Look through the material and copy each line holding "ключа".

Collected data
* * * * *

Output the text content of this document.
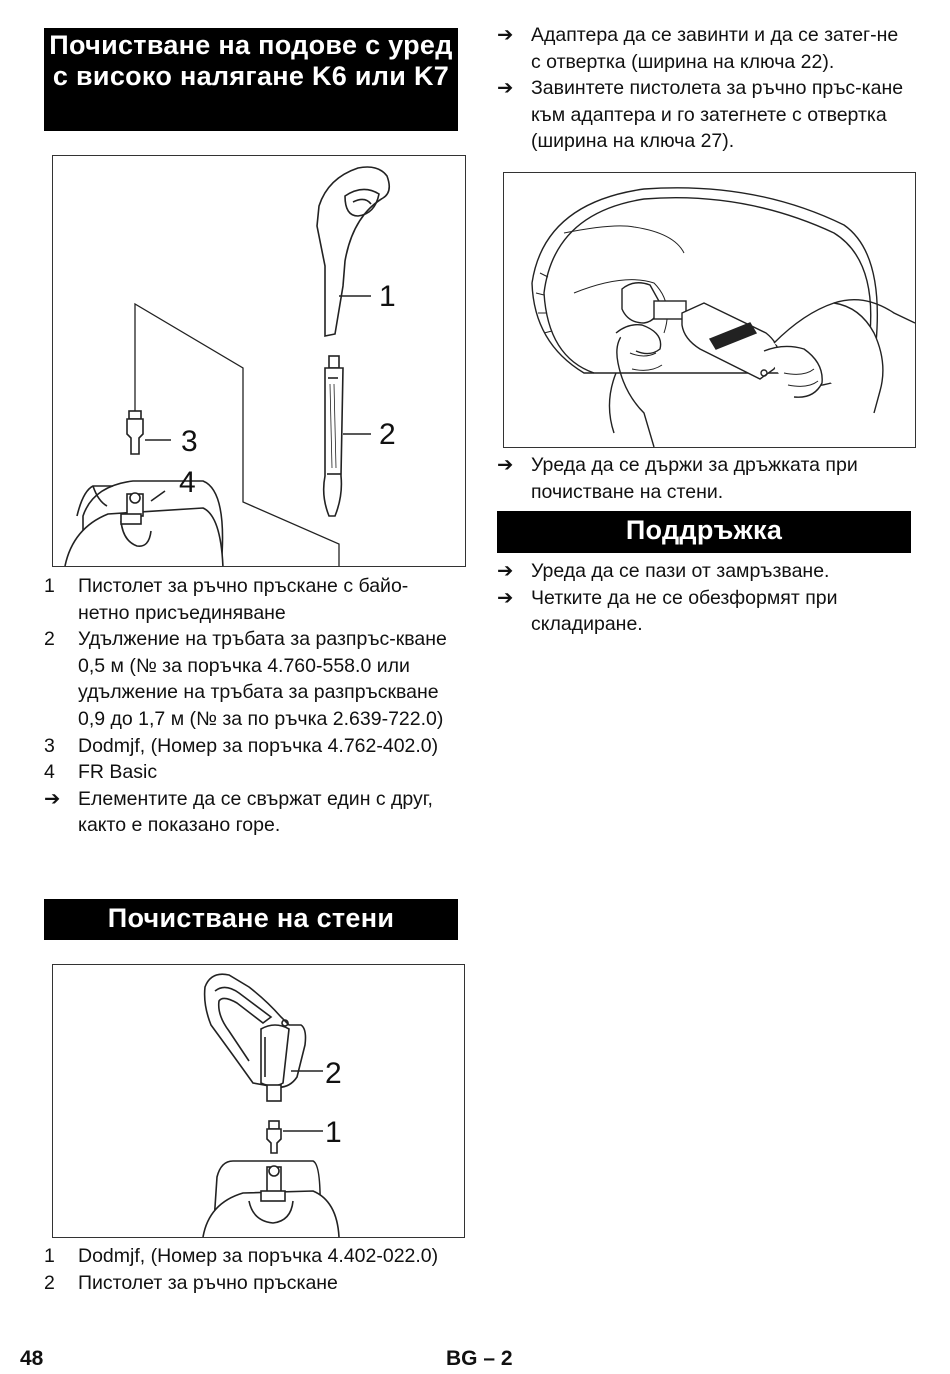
Почистване на подове с уред с високо налягане K6 или K7
1
2
3
4
1	Пистолет за ръчно пръскане с байо-нетно присъединяване
2	Удължение на тръбата за разпръс-кване 0,5 м (№ за поръчка 4.760-558.0 или удължение на тръбата за разпръскване 0,9 до 1,7 м (№ за по ръчка 2.639-722.0)
3	Dodmjf, (Номер за поръчка 4.762-402.0)
4	FR Basic
➔ Елементите да се свържат един с друг, както е показано горе.
Почистване на стени
2
1
1	Dodmjf, (Номер за поръчка 4.402-022.0)
2	Пистолет за ръчно пръскане
➔ Адаптера да се завинти и да се затег-не с отвертка (ширина на ключа 22).
➔ Завинтете пистолета за ръчно пръс-кане към адаптера и го затегнете с отвертка (ширина на ключа 27).
➔ Уреда да се държи за дръжката при почистване на стени.
Поддръжка
➔ Уреда да се пази от замръзване.
➔ Четките да не се обезформят при складиране.
48	BG – 2
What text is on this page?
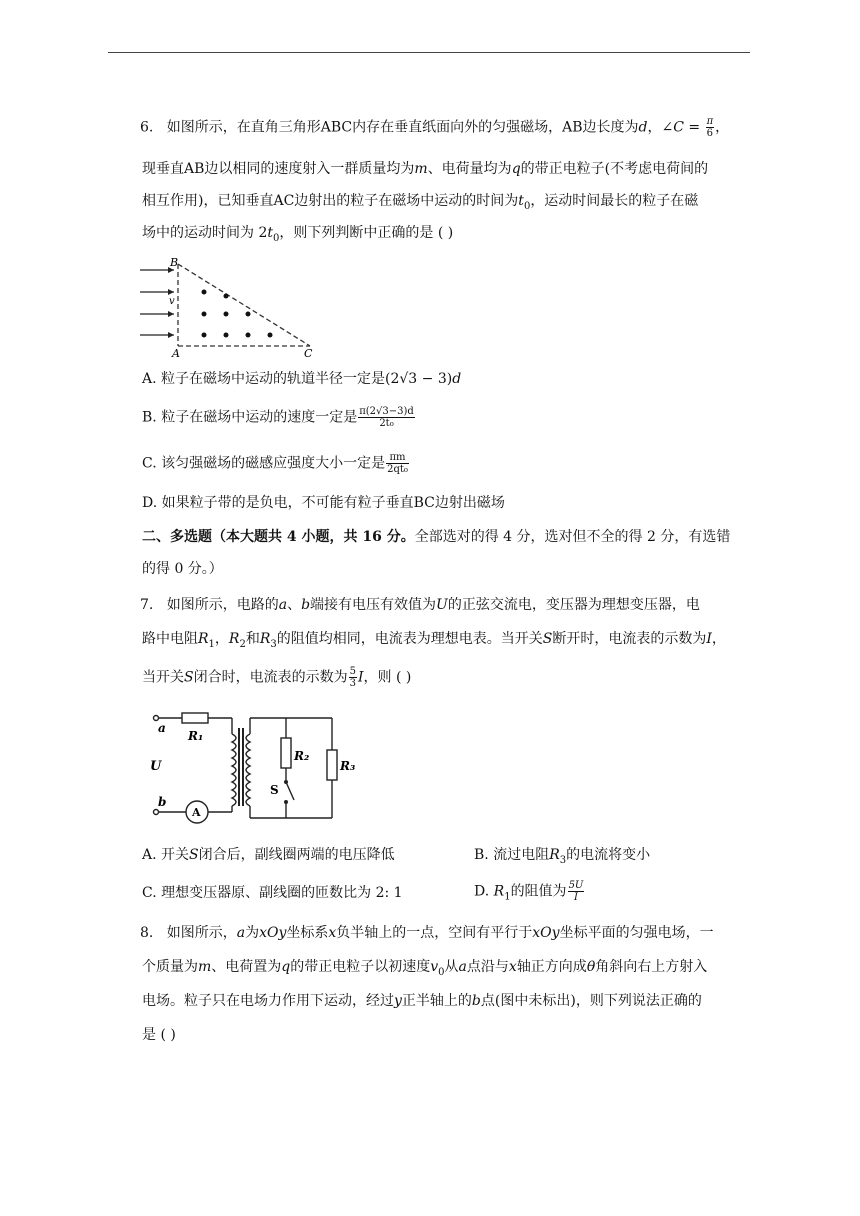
6. 如图所示，在直角三角形ABC内存在垂直纸面向外的匀强磁场，AB边长度为d，∠C = $\frac{\pi}{6}$ ，
现垂直AB边以相同的速度射入一群质量均为m、电荷量均为q的带正电粒子(不考虑电荷间的
相互作用)，已知垂直AC边射出的粒子在磁场中运动的时间为$t_0$，运动时间最长的粒子在磁
场中的运动时间为 $2t_0$，则下列判断中正确的是 ( )
B
v
A	C
A. 粒子在磁场中运动的轨道半径一定是(2√3 − 3)d
B. 粒子在磁场中运动的速度一定是 $\frac{\pi(2√3-3)d}{\text{2t₀}}$
C. 该匀强磁场的磁感应强度大小一定是 $\frac{\pi m}{\text{2qt₀}}$
D. 如果粒子带的是负电，不可能有粒子垂直BC边射出磁场
二、多选题（本大题共 4 小题，共 16 分。全部选对的得 4 分，选对但不全的得 2 分，有选错
的得 0 分。）
7. 如图所示，电路的a、b端接有电压有效值为U的正弦交流电，变压器为理想变压器，电
路中电阻$R_1$，$R_2$和$R_3$的阻值均相同，电流表为理想电表。当开关S断开时，电流表的示数为I，
当开关S闭合时，电流表的示数为 $\frac{5}{3}$ I，则 ( )
a
R₁
U
b
A
R₂
S
R₃
A. 开关S闭合后，副线圈两端的电压降低	B. 流过电阻$R_3$的电流将变小
C. 理想变压器原、副线圈的匝数比为 2: 1	D. $R_1$的阻值为 $\frac{5U}{I}$
8. 如图所示，a为xOy坐标系x负半轴上的一点，空间有平行于xOy坐标平面的匀强电场，一
个质量为m、电荷置为q的带正电粒子以初速度$v_0$从a点沿与x轴正方向成θ角斜向右上方射入
电场。粒子只在电场力作用下运动，经过y正半轴上的b点(图中未标出)，则下列说法正确的
是 ( )
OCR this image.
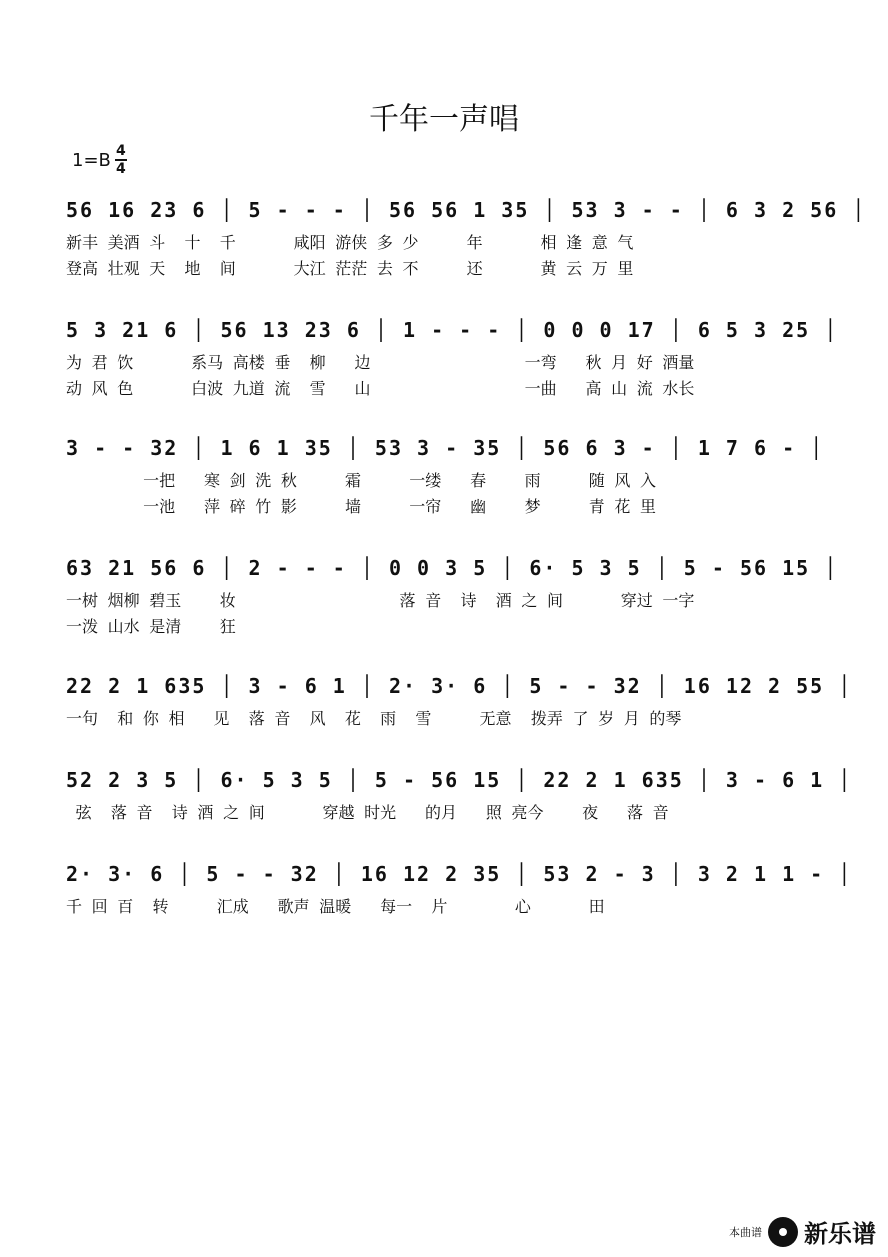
千年一声唱
$1=B \frac{4}{4}$
56 16 23 6 │ 5 - - - │ 56 56 1 35 │ 53 3 - - │ 6 3 2 56 │
新丰 美酒 斗  十  千      咸阳 游侠 多 少     年      相 逢 意 气
登高 壮观 天  地  间      大江 茫茫 去 不     还      黄 云 万 里
5 3 21 6 │ 56 13 23 6 │ 1 - - - │ 0 0 0 17 │ 6 5 3 25 │
为 君 饮      系马 高楼 垂  柳   边                一弯   秋 月 好 酒量
动 风 色      白波 九道 流  雪   山                一曲   高 山 流 水长
3 - - 32 │ 1 6 1 35 │ 53 3 - 35 │ 56 6 3 - │ 1 7 6 - │
一把   寒 剑 洗 秋     霜     一缕   春    雨     随 风 入
一池   萍 碎 竹 影     墙     一帘   幽    梦     青 花 里
63 21 56 6 │ 2 - - - │ 0 0 3 5 │ 6· 5 3 5 │ 5 - 56 15 │
一树 烟柳 碧玉    妆                 落 音  诗  酒 之 间      穿过 一字
一泼 山水 是清    狂
22 2 1 635 │ 3 - 6 1 │ 2· 3· 6 │ 5 - - 32 │ 16 12 2 55 │
一句  和 你 相   见  落 音  风  花  雨  雪     无意  拨弄 了 岁 月 的琴
52 2 3 5 │ 6· 5 3 5 │ 5 - 56 15 │ 22 2 1 635 │ 3 - 6 1 │
弦  落 音  诗 酒 之 间      穿越 时光   的月   照 亮今    夜   落 音
2· 3· 6 │ 5 - - 32 │ 16 12 2 35 │ 53 2 - 3 │ 3 2 1 1 - │
千 回 百  转     汇成   歌声 温暖   每一  片       心      田
本曲谱 新乐谱
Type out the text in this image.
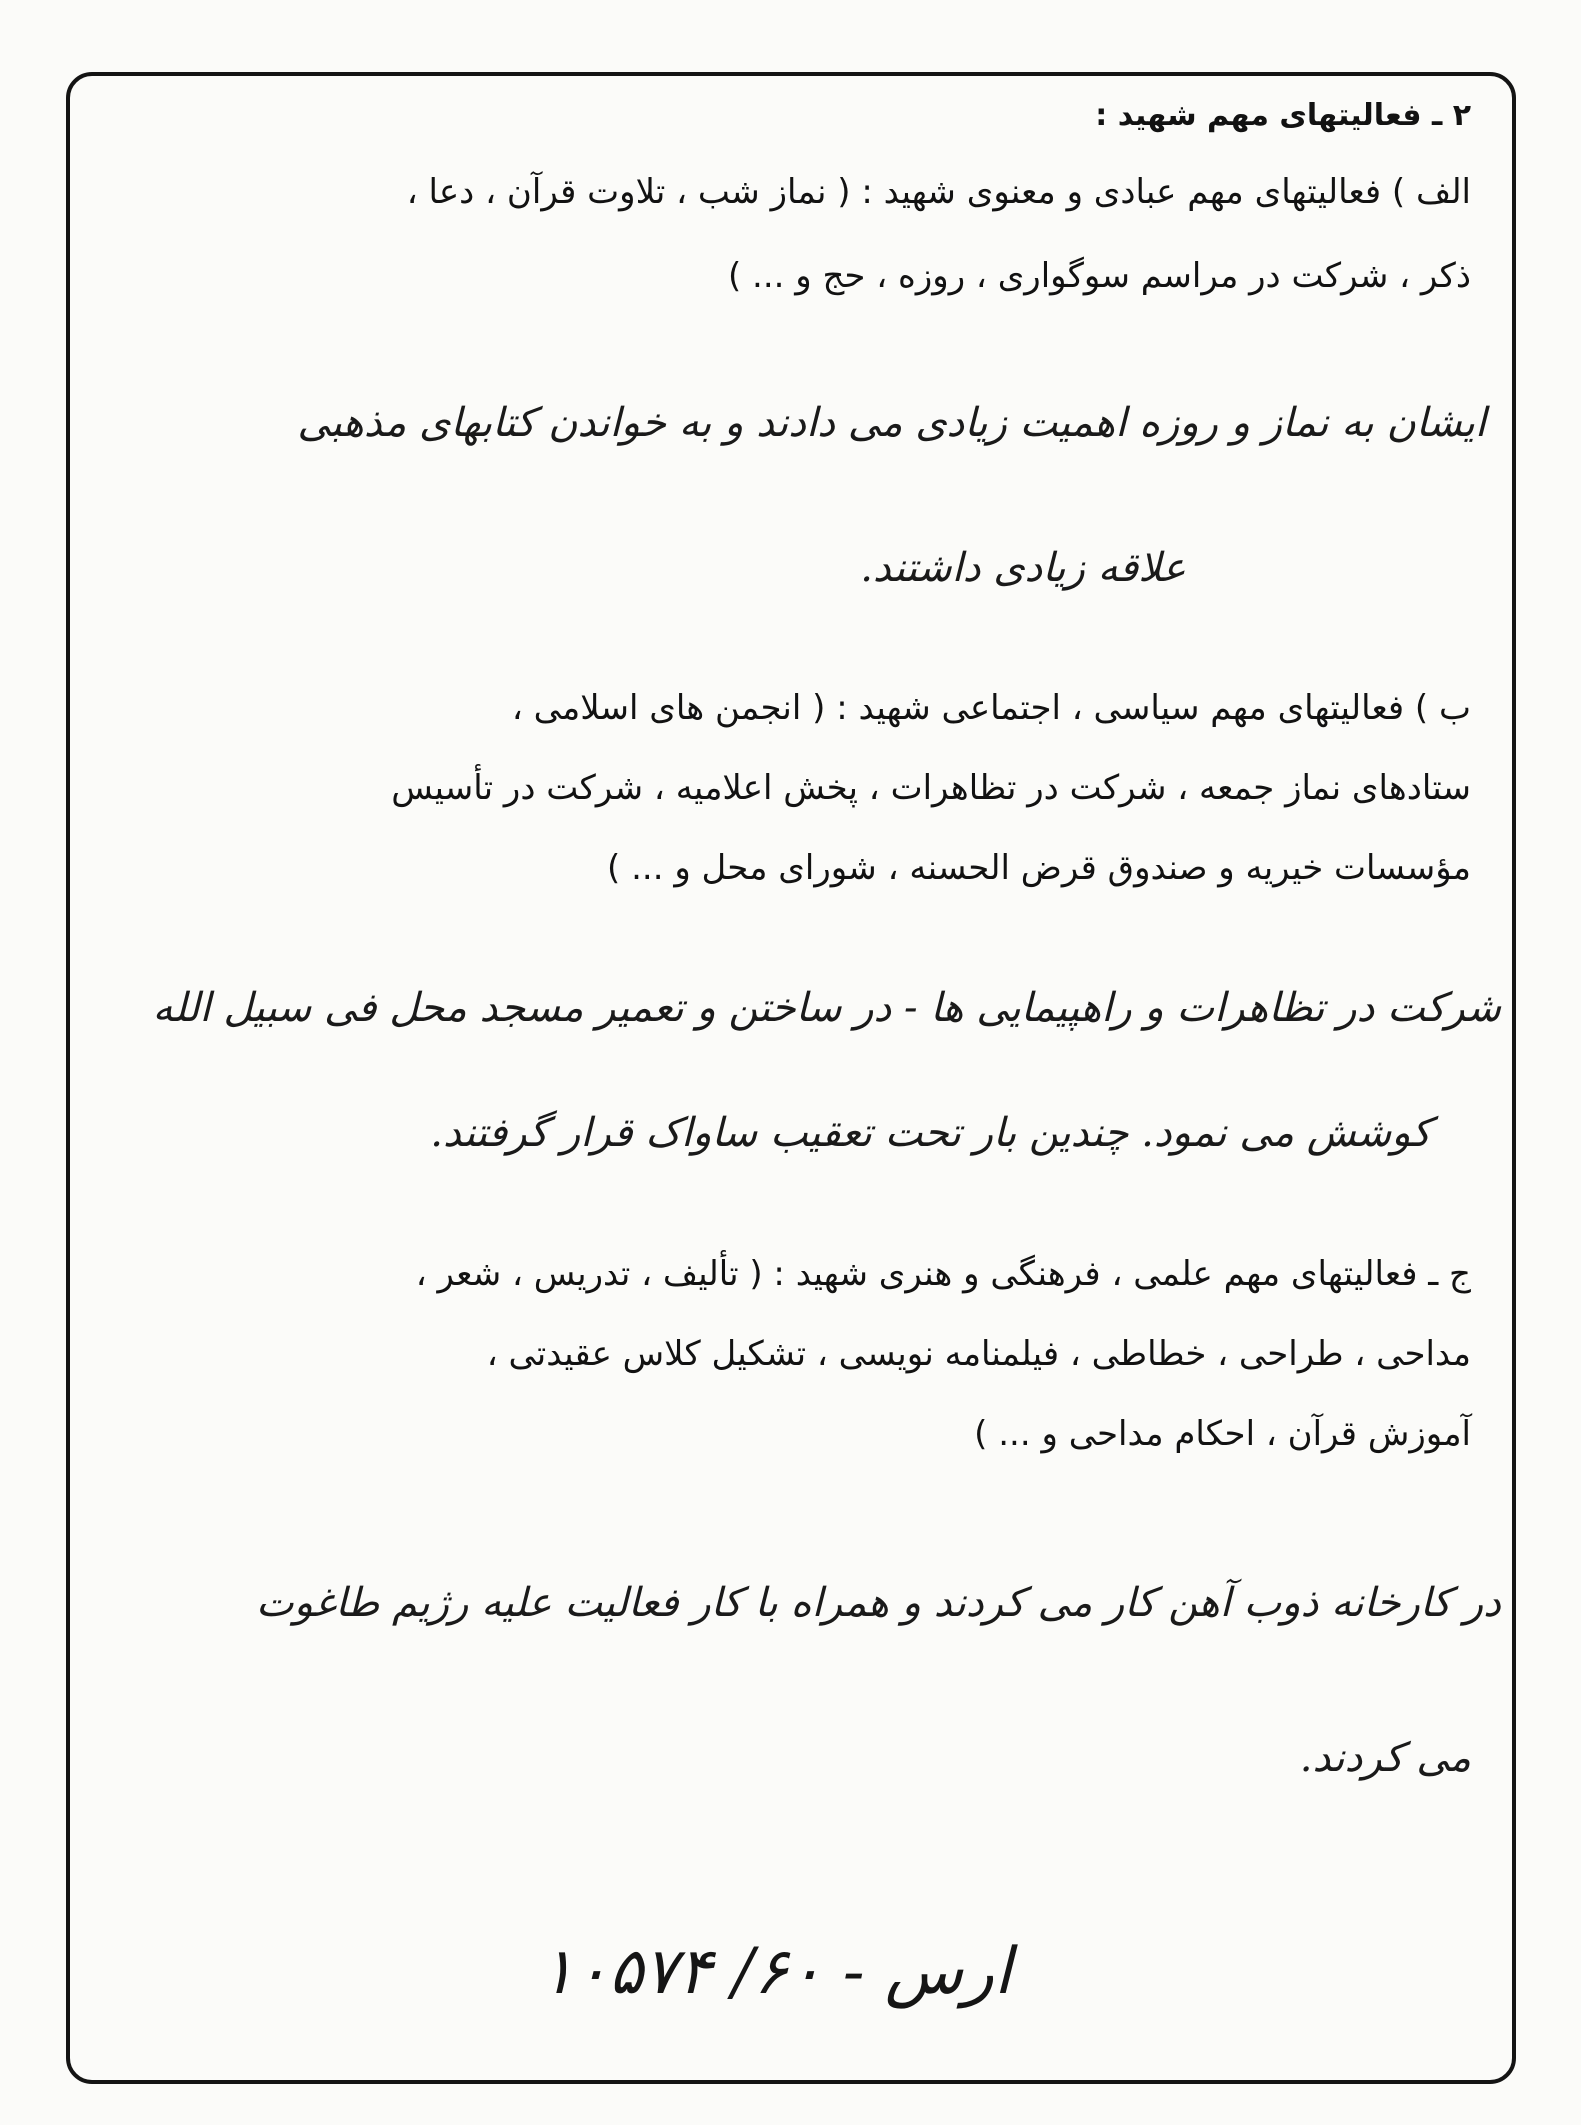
۲ ـ فعالیتهای مهم شهید :

الف ) فعالیتهای مهم عبادی و معنوی شهید : ( نماز شب ، تلاوت قرآن ، دعا ،

ذکر ، شرکت در مراسم سوگواری ، روزه ، حج و ... )

ایشان به نماز و روزه اهمیت زیادی می دادند و به خواندن کتابهای مذهبی

علاقه زیادی داشتند.

ب ) فعالیتهای مهم سیاسی ، اجتماعی شهید : ( انجمن های اسلامی ،

ستادهای نماز جمعه ، شرکت در تظاهرات ، پخش اعلامیه ، شرکت در تأسیس

مؤسسات خیریه و صندوق قرض الحسنه ، شورای محل و ... )

شرکت در تظاهرات و راهپیمایی ها - در ساختن و تعمیر مسجد محل فی سبیل الله

کوشش می نمود. چندین بار تحت تعقیب ساواک قرار گرفتند.

ج ـ فعالیتهای مهم علمی ، فرهنگی و هنری شهید : ( تألیف ، تدریس ، شعر ،

مداحی ، طراحی ، خطاطی ، فیلمنامه نویسی ، تشکیل کلاس عقیدتی ،

آموزش قرآن ، احکام مداحی و ... )

در کارخانه ذوب آهن کار می کردند و همراه با کار فعالیت علیه رژیم طاغوت

می کردند.

ارس - ۶۰/ ۱۰۵۷۴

* * * * *

=== Solution for this exercise ===
➔ Адаптера да се завинти и да се затег-не с отвертка (ширина на ключа 22).
➔ Завинтете пистолета за ръчно пръс-кане към адаптера и го затегнете с отвертка (ширина на ключа 27).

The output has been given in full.